Scan each line of the records for the word "name" and extract the ones that have it.

Entries from a visual dataset:
**********
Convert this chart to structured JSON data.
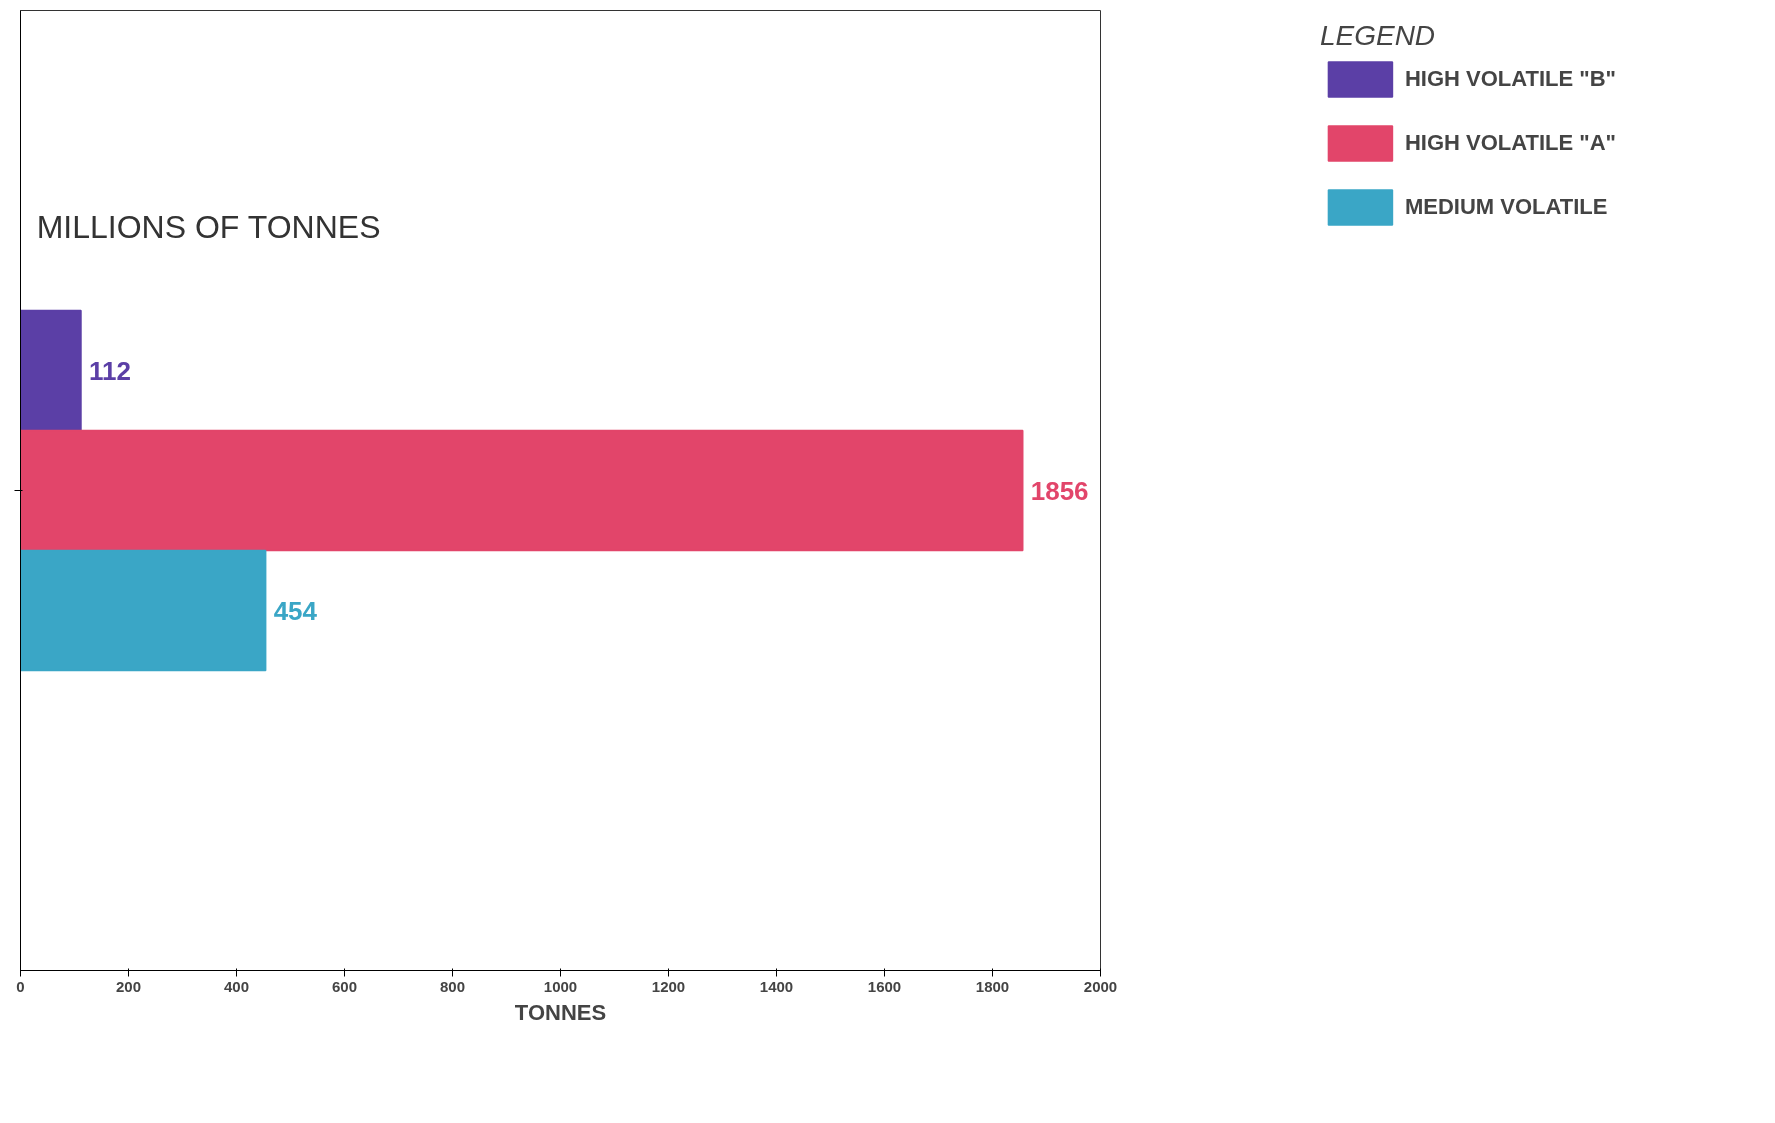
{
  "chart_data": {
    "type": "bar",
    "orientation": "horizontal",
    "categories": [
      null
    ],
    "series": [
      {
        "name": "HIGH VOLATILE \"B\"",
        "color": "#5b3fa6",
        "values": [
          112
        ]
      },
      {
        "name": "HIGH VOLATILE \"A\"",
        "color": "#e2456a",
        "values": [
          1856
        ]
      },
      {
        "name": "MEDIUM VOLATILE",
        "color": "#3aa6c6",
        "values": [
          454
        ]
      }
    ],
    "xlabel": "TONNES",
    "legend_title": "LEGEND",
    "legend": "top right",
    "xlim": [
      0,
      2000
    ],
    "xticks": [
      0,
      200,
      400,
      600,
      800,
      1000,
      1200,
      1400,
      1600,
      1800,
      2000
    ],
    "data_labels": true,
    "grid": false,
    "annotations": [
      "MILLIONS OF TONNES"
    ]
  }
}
**********
- **RESULT OF THIS TASK**
        "name": "HIGH VOLATILE \"B\"",
        "name": "HIGH VOLATILE \"A\"",
        "name": "MEDIUM VOLATILE",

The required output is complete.